**What you need to do**
Check every line below for the word "choose" and copy the ones that have it.

Collected data entries
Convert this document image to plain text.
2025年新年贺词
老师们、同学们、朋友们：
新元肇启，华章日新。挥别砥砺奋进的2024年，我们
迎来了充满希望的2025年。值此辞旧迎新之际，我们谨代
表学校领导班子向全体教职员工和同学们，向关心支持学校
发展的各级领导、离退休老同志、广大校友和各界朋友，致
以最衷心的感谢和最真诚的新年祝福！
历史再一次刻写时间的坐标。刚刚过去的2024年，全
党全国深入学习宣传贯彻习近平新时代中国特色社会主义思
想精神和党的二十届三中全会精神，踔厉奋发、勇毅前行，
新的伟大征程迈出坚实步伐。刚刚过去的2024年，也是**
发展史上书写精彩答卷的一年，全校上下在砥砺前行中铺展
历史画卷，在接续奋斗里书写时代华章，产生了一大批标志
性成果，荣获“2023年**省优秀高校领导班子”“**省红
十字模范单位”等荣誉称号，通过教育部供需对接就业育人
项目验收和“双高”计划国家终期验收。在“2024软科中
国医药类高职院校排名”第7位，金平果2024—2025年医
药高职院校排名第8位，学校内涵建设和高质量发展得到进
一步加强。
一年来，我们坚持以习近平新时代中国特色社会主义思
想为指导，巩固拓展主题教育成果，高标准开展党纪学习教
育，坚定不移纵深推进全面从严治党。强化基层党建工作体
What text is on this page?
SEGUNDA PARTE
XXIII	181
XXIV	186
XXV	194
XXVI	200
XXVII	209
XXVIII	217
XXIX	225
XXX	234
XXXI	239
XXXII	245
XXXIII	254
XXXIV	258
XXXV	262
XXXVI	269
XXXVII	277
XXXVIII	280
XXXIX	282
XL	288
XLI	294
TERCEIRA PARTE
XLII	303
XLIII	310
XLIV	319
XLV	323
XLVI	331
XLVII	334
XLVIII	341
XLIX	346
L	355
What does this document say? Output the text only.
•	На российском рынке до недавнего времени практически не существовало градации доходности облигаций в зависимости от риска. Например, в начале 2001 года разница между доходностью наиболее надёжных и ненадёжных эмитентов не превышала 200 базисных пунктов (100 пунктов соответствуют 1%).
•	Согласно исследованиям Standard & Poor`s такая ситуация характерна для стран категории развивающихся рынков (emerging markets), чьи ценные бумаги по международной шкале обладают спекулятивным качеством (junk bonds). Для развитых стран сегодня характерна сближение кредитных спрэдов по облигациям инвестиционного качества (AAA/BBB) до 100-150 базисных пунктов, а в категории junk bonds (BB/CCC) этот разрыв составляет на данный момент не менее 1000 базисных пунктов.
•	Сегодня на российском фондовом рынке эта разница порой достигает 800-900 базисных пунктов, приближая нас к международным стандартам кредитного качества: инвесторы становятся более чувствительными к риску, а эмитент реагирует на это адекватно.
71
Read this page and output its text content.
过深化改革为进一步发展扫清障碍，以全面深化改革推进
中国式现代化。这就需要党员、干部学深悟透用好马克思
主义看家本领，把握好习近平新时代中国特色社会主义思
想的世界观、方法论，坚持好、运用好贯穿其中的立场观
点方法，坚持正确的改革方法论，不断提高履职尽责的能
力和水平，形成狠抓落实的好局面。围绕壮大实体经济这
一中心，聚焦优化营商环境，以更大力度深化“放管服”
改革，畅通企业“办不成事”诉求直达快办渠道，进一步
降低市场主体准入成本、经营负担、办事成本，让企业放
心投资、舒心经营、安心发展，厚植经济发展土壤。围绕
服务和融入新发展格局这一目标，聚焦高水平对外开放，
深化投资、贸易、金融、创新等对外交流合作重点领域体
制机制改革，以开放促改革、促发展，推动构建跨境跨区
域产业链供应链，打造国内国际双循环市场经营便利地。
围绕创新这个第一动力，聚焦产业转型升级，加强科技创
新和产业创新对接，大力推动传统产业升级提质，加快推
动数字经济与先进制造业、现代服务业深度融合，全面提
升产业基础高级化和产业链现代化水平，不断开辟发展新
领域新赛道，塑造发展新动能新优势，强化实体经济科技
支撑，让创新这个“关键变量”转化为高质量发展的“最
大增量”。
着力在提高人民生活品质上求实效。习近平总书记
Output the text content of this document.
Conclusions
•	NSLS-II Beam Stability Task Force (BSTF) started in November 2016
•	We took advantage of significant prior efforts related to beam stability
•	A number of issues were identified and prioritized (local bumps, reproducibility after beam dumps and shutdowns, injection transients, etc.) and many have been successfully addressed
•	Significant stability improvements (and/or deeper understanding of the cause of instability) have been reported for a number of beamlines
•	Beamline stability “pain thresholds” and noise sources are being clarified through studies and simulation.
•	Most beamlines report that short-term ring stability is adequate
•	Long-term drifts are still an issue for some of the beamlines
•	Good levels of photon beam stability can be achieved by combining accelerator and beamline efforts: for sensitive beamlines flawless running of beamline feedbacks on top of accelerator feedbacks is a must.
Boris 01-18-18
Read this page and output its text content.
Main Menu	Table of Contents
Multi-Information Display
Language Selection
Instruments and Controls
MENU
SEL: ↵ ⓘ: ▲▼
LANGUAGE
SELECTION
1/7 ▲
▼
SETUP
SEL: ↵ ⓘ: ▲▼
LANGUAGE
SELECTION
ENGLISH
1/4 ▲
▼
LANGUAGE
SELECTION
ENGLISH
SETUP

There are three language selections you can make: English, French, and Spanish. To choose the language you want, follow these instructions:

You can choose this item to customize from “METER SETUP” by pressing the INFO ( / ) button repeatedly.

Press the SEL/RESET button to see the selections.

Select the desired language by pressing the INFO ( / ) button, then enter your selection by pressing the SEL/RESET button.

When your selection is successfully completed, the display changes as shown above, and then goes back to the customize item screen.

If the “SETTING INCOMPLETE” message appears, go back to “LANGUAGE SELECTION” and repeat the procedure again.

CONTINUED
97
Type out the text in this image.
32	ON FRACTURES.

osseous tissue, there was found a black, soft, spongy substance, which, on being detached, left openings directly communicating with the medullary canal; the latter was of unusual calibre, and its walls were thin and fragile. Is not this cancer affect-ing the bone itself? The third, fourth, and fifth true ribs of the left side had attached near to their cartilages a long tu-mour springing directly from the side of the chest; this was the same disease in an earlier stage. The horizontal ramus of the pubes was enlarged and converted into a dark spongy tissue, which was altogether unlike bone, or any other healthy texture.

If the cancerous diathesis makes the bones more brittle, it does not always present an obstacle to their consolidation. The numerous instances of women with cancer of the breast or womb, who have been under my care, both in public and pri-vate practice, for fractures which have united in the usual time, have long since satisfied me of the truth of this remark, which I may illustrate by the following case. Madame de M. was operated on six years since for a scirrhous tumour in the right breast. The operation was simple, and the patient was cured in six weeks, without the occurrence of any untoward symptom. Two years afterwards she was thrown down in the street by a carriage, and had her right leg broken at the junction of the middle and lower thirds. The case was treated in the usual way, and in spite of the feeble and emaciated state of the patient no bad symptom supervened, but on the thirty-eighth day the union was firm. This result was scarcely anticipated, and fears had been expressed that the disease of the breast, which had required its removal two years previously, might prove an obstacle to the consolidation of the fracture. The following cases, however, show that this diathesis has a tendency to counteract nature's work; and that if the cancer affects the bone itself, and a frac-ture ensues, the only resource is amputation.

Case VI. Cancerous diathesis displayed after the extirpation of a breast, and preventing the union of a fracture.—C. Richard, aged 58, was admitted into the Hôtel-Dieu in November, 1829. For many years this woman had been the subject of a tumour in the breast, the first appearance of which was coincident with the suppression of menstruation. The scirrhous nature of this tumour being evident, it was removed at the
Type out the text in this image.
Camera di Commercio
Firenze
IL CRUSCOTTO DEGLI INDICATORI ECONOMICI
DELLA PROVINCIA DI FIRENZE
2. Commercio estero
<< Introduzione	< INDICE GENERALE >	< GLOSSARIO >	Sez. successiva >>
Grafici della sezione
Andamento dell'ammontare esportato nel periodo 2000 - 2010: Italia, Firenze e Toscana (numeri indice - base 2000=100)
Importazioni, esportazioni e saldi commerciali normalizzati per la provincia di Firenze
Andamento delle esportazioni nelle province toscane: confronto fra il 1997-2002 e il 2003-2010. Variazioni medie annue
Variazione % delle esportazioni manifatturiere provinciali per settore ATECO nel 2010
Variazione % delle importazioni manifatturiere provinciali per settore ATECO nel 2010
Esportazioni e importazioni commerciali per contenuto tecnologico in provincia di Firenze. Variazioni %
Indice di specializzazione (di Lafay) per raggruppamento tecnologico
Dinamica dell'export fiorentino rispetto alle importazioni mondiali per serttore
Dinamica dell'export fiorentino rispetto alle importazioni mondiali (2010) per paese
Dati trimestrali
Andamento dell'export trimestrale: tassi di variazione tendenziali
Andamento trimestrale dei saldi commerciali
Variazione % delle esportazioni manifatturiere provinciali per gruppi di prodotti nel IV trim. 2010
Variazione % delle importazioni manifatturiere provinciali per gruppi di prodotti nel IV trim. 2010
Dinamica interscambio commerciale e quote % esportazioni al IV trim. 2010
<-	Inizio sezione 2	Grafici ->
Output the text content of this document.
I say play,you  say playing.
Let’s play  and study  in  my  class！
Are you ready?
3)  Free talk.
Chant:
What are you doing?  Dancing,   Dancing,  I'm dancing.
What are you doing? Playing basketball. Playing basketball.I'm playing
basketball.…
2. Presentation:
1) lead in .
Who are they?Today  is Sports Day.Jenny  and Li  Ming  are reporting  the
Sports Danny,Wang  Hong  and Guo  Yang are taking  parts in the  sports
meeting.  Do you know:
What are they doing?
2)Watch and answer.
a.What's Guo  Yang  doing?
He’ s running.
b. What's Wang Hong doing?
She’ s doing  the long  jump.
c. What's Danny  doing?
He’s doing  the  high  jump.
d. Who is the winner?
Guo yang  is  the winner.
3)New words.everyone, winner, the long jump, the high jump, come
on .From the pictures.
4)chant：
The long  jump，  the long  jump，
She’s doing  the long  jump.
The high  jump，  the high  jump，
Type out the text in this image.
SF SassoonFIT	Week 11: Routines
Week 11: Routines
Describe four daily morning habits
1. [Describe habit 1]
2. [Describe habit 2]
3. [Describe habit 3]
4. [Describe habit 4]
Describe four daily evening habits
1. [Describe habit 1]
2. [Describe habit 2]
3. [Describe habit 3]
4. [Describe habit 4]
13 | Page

**Result of this task**
There are three language selections you can make: English, French, and Spanish. To choose the language you want, follow these instructions:
You can choose this item to customize from “METER SETUP” by pressing the INFO ( / ) button repeatedly.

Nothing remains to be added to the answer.